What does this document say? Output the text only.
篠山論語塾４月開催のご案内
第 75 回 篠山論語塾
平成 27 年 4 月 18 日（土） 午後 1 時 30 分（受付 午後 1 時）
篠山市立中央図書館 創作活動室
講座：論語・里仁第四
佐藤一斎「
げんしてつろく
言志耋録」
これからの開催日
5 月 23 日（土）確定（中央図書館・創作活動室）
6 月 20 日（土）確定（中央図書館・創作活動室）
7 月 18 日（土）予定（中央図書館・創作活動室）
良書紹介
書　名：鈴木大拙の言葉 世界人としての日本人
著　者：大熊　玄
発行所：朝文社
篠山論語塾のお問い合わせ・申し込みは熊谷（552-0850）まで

....

TASK ▸
Find the lines containing "創作活動室" and list every one of them.

COMPLETE ANSWER ▸
篠山市立中央図書館 創作活動室
5 月 23 日（土）確定（中央図書館・創作活動室）
6 月 20 日（土）確定（中央図書館・創作活動室）
7 月 18 日（土）予定（中央図書館・創作活動室）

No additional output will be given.